#### Entries provided ####
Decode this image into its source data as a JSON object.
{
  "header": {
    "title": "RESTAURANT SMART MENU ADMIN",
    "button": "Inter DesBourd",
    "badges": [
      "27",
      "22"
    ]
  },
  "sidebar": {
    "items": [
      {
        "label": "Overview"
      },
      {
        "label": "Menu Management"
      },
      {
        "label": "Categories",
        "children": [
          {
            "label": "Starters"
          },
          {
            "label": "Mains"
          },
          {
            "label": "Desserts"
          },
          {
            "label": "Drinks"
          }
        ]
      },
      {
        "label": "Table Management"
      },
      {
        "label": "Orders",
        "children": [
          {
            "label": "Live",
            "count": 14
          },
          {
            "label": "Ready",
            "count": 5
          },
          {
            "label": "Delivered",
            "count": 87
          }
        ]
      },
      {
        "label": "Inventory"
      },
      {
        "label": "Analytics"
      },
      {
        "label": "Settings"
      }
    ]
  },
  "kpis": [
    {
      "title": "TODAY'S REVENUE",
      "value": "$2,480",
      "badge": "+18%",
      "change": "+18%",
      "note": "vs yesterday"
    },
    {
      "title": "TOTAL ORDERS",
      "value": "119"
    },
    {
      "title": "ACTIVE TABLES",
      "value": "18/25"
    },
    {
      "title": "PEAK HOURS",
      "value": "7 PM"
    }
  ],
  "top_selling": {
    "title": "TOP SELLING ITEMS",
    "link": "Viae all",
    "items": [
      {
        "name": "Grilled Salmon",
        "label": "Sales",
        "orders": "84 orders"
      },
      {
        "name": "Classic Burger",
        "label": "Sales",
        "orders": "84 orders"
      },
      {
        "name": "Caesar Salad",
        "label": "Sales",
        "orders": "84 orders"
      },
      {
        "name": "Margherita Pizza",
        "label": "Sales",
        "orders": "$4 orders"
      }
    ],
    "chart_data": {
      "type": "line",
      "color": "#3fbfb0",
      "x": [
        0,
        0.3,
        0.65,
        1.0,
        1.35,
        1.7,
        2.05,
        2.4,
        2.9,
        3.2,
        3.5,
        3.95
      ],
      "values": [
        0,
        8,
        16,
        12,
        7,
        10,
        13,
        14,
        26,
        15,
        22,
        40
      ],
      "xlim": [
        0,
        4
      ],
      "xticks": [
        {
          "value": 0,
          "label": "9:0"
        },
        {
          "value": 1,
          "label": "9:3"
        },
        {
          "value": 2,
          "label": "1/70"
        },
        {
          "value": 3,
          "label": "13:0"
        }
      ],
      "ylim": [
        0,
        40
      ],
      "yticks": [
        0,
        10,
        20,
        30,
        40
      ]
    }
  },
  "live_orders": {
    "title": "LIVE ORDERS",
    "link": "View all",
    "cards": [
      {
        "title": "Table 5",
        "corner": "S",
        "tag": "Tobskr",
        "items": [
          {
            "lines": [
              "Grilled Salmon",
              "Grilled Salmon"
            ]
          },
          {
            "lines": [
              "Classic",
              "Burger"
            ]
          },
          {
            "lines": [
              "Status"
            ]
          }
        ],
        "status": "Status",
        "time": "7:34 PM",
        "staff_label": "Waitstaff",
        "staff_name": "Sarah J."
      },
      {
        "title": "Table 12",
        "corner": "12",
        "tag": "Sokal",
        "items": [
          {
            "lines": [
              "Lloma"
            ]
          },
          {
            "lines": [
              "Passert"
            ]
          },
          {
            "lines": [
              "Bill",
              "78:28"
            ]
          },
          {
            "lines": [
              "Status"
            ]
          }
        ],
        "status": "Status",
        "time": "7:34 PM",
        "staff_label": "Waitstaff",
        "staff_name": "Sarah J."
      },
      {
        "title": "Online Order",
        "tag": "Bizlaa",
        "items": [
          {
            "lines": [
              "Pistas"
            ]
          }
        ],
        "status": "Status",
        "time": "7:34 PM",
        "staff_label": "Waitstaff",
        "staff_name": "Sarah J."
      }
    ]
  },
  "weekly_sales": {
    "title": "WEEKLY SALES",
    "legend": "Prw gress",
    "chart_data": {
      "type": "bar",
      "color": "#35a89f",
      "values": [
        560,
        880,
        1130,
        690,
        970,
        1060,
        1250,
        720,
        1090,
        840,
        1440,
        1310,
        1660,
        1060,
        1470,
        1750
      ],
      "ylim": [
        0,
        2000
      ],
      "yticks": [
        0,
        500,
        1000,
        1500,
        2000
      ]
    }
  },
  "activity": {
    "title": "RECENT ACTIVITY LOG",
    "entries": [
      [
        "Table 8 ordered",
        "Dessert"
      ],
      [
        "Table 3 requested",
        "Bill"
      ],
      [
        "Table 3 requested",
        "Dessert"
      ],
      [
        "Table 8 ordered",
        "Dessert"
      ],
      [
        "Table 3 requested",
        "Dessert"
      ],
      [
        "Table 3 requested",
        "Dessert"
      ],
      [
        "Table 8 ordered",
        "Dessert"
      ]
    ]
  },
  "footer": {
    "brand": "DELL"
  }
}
####
_Task description_: Write out every line from the records above, word for word.

_Response to the exercise_:
Decode this image into its source data as a JSON object.
{
  "header": {
    "title": "RESTAURANT SMART MENU ADMIN",
    "button": "Inter DesBourd",
    "badges": [
      "27",
      "22"
    ]
  },
  "sidebar": {
    "items": [
      {
        "label": "Overview"
      },
      {
        "label": "Menu Management"
      },
      {
        "label": "Categories",
        "children": [
          {
            "label": "Starters"
          },
          {
            "label": "Mains"
          },
          {
            "label": "Desserts"
          },
          {
            "label": "Drinks"
          }
        ]
      },
      {
        "label": "Table Management"
      },
      {
        "label": "Orders",
        "children": [
          {
            "label": "Live",
            "count": 14
          },
          {
            "label": "Ready",
            "count": 5
          },
          {
            "label": "Delivered",
            "count": 87
          }
        ]
      },
      {
        "label": "Inventory"
      },
      {
        "label": "Analytics"
      },
      {
        "label": "Settings"
      }
    ]
  },
  "kpis": [
    {
      "title": "TODAY'S REVENUE",
      "value": "$2,480",
      "badge": "+18%",
      "change": "+18%",
      "note": "vs yesterday"
    },
    {
      "title": "TOTAL ORDERS",
      "value": "119"
    },
    {
      "title": "ACTIVE TABLES",
      "value": "18/25"
    },
    {
      "title": "PEAK HOURS",
      "value": "7 PM"
    }
  ],
  "top_selling": {
    "title": "TOP SELLING ITEMS",
    "link": "Viae all",
    "items": [
      {
        "name": "Grilled Salmon",
        "label": "Sales",
        "orders": "84 orders"
      },
      {
        "name": "Classic Burger",
        "label": "Sales",
        "orders": "84 orders"
      },
      {
        "name": "Caesar Salad",
        "label": "Sales",
        "orders": "84 orders"
      },
      {
        "name": "Margherita Pizza",
        "label": "Sales",
        "orders": "$4 orders"
      }
    ],
    "chart_data": {
      "type": "line",
      "color": "#3fbfb0",
      "x": [
        0,
        0.3,
        0.65,
        1.0,
        1.35,
        1.7,
        2.05,
        2.4,
        2.9,
        3.2,
        3.5,
        3.95
      ],
      "values": [
        0,
        8,
        16,
        12,
        7,
        10,
        13,
        14,
        26,
        15,
        22,
        40
      ],
      "xlim": [
        0,
        4
      ],
      "xticks": [
        {
          "value": 0,
          "label": "9:0"
        },
        {
          "value": 1,
          "label": "9:3"
        },
        {
          "value": 2,
          "label": "1/70"
        },
        {
          "value": 3,
          "label": "13:0"
        }
      ],
      "ylim": [
        0,
        40
      ],
      "yticks": [
        0,
        10,
        20,
        30,
        40
      ]
    }
  },
  "live_orders": {
    "title": "LIVE ORDERS",
    "link": "View all",
    "cards": [
      {
        "title": "Table 5",
        "corner": "S",
        "tag": "Tobskr",
        "items": [
          {
            "lines": [
              "Grilled Salmon",
              "Grilled Salmon"
            ]
          },
          {
            "lines": [
              "Classic",
              "Burger"
            ]
          },
          {
            "lines": [
              "Status"
            ]
          }
        ],
        "status": "Status",
        "time": "7:34 PM",
        "staff_label": "Waitstaff",
        "staff_name": "Sarah J."
      },
      {
        "title": "Table 12",
        "corner": "12",
        "tag": "Sokal",
        "items": [
          {
            "lines": [
              "Lloma"
            ]
          },
          {
            "lines": [
              "Passert"
            ]
          },
          {
            "lines": [
              "Bill",
              "78:28"
            ]
          },
          {
            "lines": [
              "Status"
            ]
          }
        ],
        "status": "Status",
        "time": "7:34 PM",
        "staff_label": "Waitstaff",
        "staff_name": "Sarah J."
      },
      {
        "title": "Online Order",
        "tag": "Bizlaa",
        "items": [
          {
            "lines": [
              "Pistas"
            ]
          }
        ],
        "status": "Status",
        "time": "7:34 PM",
        "staff_label": "Waitstaff",
        "staff_name": "Sarah J."
      }
    ]
  },
  "weekly_sales": {
    "title": "WEEKLY SALES",
    "legend": "Prw gress",
    "chart_data": {
      "type": "bar",
      "color": "#35a89f",
      "values": [
        560,
        880,
        1130,
        690,
        970,
        1060,
        1250,
        720,
        1090,
        840,
        1440,
        1310,
        1660,
        1060,
        1470,
        1750
      ],
      "ylim": [
        0,
        2000
      ],
      "yticks": [
        0,
        500,
        1000,
        1500,
        2000
      ]
    }
  },
  "activity": {
    "title": "RECENT ACTIVITY LOG",
    "entries": [
      [
        "Table 8 ordered",
        "Dessert"
      ],
      [
        "Table 3 requested",
        "Bill"
      ],
      [
        "Table 3 requested",
        "Dessert"
      ],
      [
        "Table 8 ordered",
        "Dessert"
      ],
      [
        "Table 3 requested",
        "Dessert"
      ],
      [
        "Table 3 requested",
        "Dessert"
      ],
      [
        "Table 8 ordered",
        "Dessert"
      ]
    ]
  },
  "footer": {
    "brand": "DELL"
  }
}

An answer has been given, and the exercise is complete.